-- Given request --
Reproduce the records below exactly as they appear, omitting any pictures they contain.

-- Available data --
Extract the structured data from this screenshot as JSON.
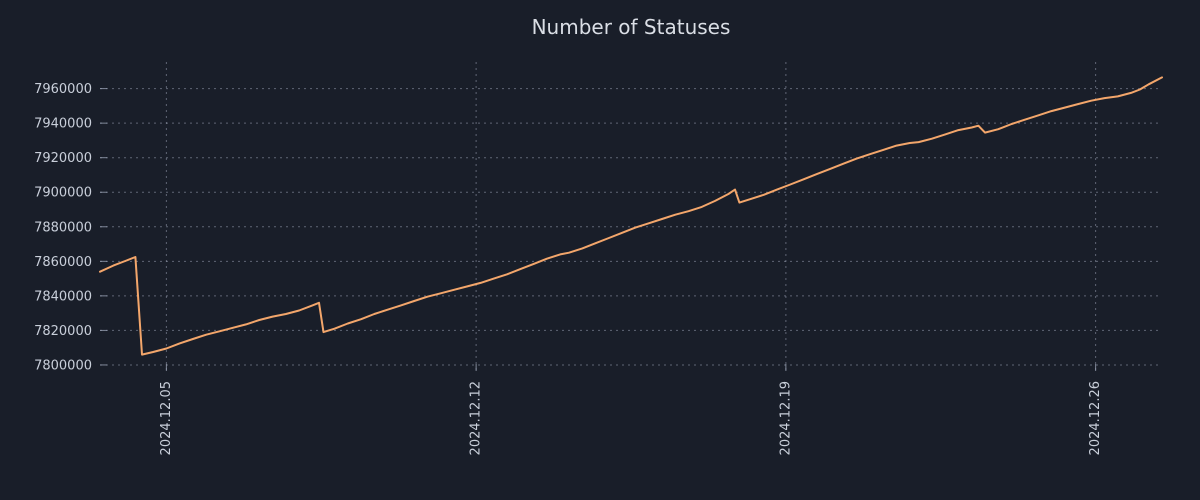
{
  "chart_data": {
    "type": "line",
    "title": "Number of Statuses",
    "xlabel": "",
    "ylabel": "",
    "grid": true,
    "legend": false,
    "xlim": [
      3.5,
      27.5
    ],
    "ylim": [
      7796500,
      7975400
    ],
    "x_ticks": [
      {
        "value": 5,
        "label": "2024.12.05"
      },
      {
        "value": 12,
        "label": "2024.12.12"
      },
      {
        "value": 19,
        "label": "2024.12.19"
      },
      {
        "value": 26,
        "label": "2024.12.26"
      }
    ],
    "y_ticks": [
      7800000,
      7820000,
      7840000,
      7860000,
      7880000,
      7900000,
      7920000,
      7940000,
      7960000
    ],
    "colors": {
      "background": "#191e29",
      "grid": "#9aa3b5",
      "tick_text": "#c9cfda",
      "title_text": "#dadee5",
      "line": "#f3a66b"
    },
    "series": [
      {
        "name": "statuses",
        "color": "#f3a66b",
        "points": [
          [
            3.5,
            7854000
          ],
          [
            3.8,
            7857500
          ],
          [
            4.1,
            7860500
          ],
          [
            4.3,
            7862500
          ],
          [
            4.45,
            7806000
          ],
          [
            4.7,
            7807500
          ],
          [
            5.0,
            7809500
          ],
          [
            5.3,
            7812500
          ],
          [
            5.6,
            7815000
          ],
          [
            5.9,
            7817500
          ],
          [
            6.2,
            7819500
          ],
          [
            6.5,
            7821500
          ],
          [
            6.8,
            7823500
          ],
          [
            7.1,
            7826000
          ],
          [
            7.4,
            7828000
          ],
          [
            7.7,
            7829500
          ],
          [
            8.0,
            7831500
          ],
          [
            8.3,
            7834500
          ],
          [
            8.45,
            7836000
          ],
          [
            8.55,
            7819000
          ],
          [
            8.8,
            7821000
          ],
          [
            9.1,
            7824000
          ],
          [
            9.4,
            7826500
          ],
          [
            9.7,
            7829500
          ],
          [
            10.0,
            7832000
          ],
          [
            10.3,
            7834500
          ],
          [
            10.6,
            7837000
          ],
          [
            10.9,
            7839500
          ],
          [
            11.2,
            7841500
          ],
          [
            11.5,
            7843500
          ],
          [
            11.8,
            7845500
          ],
          [
            12.1,
            7847500
          ],
          [
            12.4,
            7850000
          ],
          [
            12.7,
            7852500
          ],
          [
            13.0,
            7855500
          ],
          [
            13.3,
            7858500
          ],
          [
            13.6,
            7861500
          ],
          [
            13.9,
            7864000
          ],
          [
            14.1,
            7865000
          ],
          [
            14.4,
            7867500
          ],
          [
            14.7,
            7870500
          ],
          [
            15.0,
            7873500
          ],
          [
            15.3,
            7876500
          ],
          [
            15.6,
            7879500
          ],
          [
            15.9,
            7882000
          ],
          [
            16.2,
            7884500
          ],
          [
            16.5,
            7887000
          ],
          [
            16.8,
            7889000
          ],
          [
            17.1,
            7891500
          ],
          [
            17.4,
            7895000
          ],
          [
            17.7,
            7899000
          ],
          [
            17.85,
            7901500
          ],
          [
            17.95,
            7894000
          ],
          [
            18.2,
            7896000
          ],
          [
            18.5,
            7898500
          ],
          [
            18.8,
            7901500
          ],
          [
            19.1,
            7904500
          ],
          [
            19.4,
            7907500
          ],
          [
            19.7,
            7910500
          ],
          [
            20.0,
            7913500
          ],
          [
            20.3,
            7916500
          ],
          [
            20.6,
            7919500
          ],
          [
            20.9,
            7922000
          ],
          [
            21.2,
            7924500
          ],
          [
            21.5,
            7927000
          ],
          [
            21.8,
            7928500
          ],
          [
            22.0,
            7929000
          ],
          [
            22.3,
            7931000
          ],
          [
            22.6,
            7933500
          ],
          [
            22.9,
            7936000
          ],
          [
            23.2,
            7937500
          ],
          [
            23.35,
            7938500
          ],
          [
            23.5,
            7934500
          ],
          [
            23.8,
            7936500
          ],
          [
            24.1,
            7939500
          ],
          [
            24.4,
            7942000
          ],
          [
            24.7,
            7944500
          ],
          [
            25.0,
            7947000
          ],
          [
            25.3,
            7949000
          ],
          [
            25.6,
            7951000
          ],
          [
            25.9,
            7953000
          ],
          [
            26.2,
            7954500
          ],
          [
            26.5,
            7955500
          ],
          [
            26.8,
            7957500
          ],
          [
            27.0,
            7959500
          ],
          [
            27.2,
            7962500
          ],
          [
            27.5,
            7966500
          ]
        ]
      }
    ]
  }
}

-- Answer below --
Extract the structured data from this screenshot as JSON.
{
  "chart_data": {
    "type": "line",
    "title": "Number of Statuses",
    "xlabel": "",
    "ylabel": "",
    "grid": true,
    "legend": false,
    "xlim": [
      3.5,
      27.5
    ],
    "ylim": [
      7796500,
      7975400
    ],
    "x_ticks": [
      {
        "value": 5,
        "label": "2024.12.05"
      },
      {
        "value": 12,
        "label": "2024.12.12"
      },
      {
        "value": 19,
        "label": "2024.12.19"
      },
      {
        "value": 26,
        "label": "2024.12.26"
      }
    ],
    "y_ticks": [
      7800000,
      7820000,
      7840000,
      7860000,
      7880000,
      7900000,
      7920000,
      7940000,
      7960000
    ],
    "colors": {
      "background": "#191e29",
      "grid": "#9aa3b5",
      "tick_text": "#c9cfda",
      "title_text": "#dadee5",
      "line": "#f3a66b"
    },
    "series": [
      {
        "name": "statuses",
        "color": "#f3a66b",
        "points": [
          [
            3.5,
            7854000
          ],
          [
            3.8,
            7857500
          ],
          [
            4.1,
            7860500
          ],
          [
            4.3,
            7862500
          ],
          [
            4.45,
            7806000
          ],
          [
            4.7,
            7807500
          ],
          [
            5.0,
            7809500
          ],
          [
            5.3,
            7812500
          ],
          [
            5.6,
            7815000
          ],
          [
            5.9,
            7817500
          ],
          [
            6.2,
            7819500
          ],
          [
            6.5,
            7821500
          ],
          [
            6.8,
            7823500
          ],
          [
            7.1,
            7826000
          ],
          [
            7.4,
            7828000
          ],
          [
            7.7,
            7829500
          ],
          [
            8.0,
            7831500
          ],
          [
            8.3,
            7834500
          ],
          [
            8.45,
            7836000
          ],
          [
            8.55,
            7819000
          ],
          [
            8.8,
            7821000
          ],
          [
            9.1,
            7824000
          ],
          [
            9.4,
            7826500
          ],
          [
            9.7,
            7829500
          ],
          [
            10.0,
            7832000
          ],
          [
            10.3,
            7834500
          ],
          [
            10.6,
            7837000
          ],
          [
            10.9,
            7839500
          ],
          [
            11.2,
            7841500
          ],
          [
            11.5,
            7843500
          ],
          [
            11.8,
            7845500
          ],
          [
            12.1,
            7847500
          ],
          [
            12.4,
            7850000
          ],
          [
            12.7,
            7852500
          ],
          [
            13.0,
            7855500
          ],
          [
            13.3,
            7858500
          ],
          [
            13.6,
            7861500
          ],
          [
            13.9,
            7864000
          ],
          [
            14.1,
            7865000
          ],
          [
            14.4,
            7867500
          ],
          [
            14.7,
            7870500
          ],
          [
            15.0,
            7873500
          ],
          [
            15.3,
            7876500
          ],
          [
            15.6,
            7879500
          ],
          [
            15.9,
            7882000
          ],
          [
            16.2,
            7884500
          ],
          [
            16.5,
            7887000
          ],
          [
            16.8,
            7889000
          ],
          [
            17.1,
            7891500
          ],
          [
            17.4,
            7895000
          ],
          [
            17.7,
            7899000
          ],
          [
            17.85,
            7901500
          ],
          [
            17.95,
            7894000
          ],
          [
            18.2,
            7896000
          ],
          [
            18.5,
            7898500
          ],
          [
            18.8,
            7901500
          ],
          [
            19.1,
            7904500
          ],
          [
            19.4,
            7907500
          ],
          [
            19.7,
            7910500
          ],
          [
            20.0,
            7913500
          ],
          [
            20.3,
            7916500
          ],
          [
            20.6,
            7919500
          ],
          [
            20.9,
            7922000
          ],
          [
            21.2,
            7924500
          ],
          [
            21.5,
            7927000
          ],
          [
            21.8,
            7928500
          ],
          [
            22.0,
            7929000
          ],
          [
            22.3,
            7931000
          ],
          [
            22.6,
            7933500
          ],
          [
            22.9,
            7936000
          ],
          [
            23.2,
            7937500
          ],
          [
            23.35,
            7938500
          ],
          [
            23.5,
            7934500
          ],
          [
            23.8,
            7936500
          ],
          [
            24.1,
            7939500
          ],
          [
            24.4,
            7942000
          ],
          [
            24.7,
            7944500
          ],
          [
            25.0,
            7947000
          ],
          [
            25.3,
            7949000
          ],
          [
            25.6,
            7951000
          ],
          [
            25.9,
            7953000
          ],
          [
            26.2,
            7954500
          ],
          [
            26.5,
            7955500
          ],
          [
            26.8,
            7957500
          ],
          [
            27.0,
            7959500
          ],
          [
            27.2,
            7962500
          ],
          [
            27.5,
            7966500
          ]
        ]
      }
    ]
  }
}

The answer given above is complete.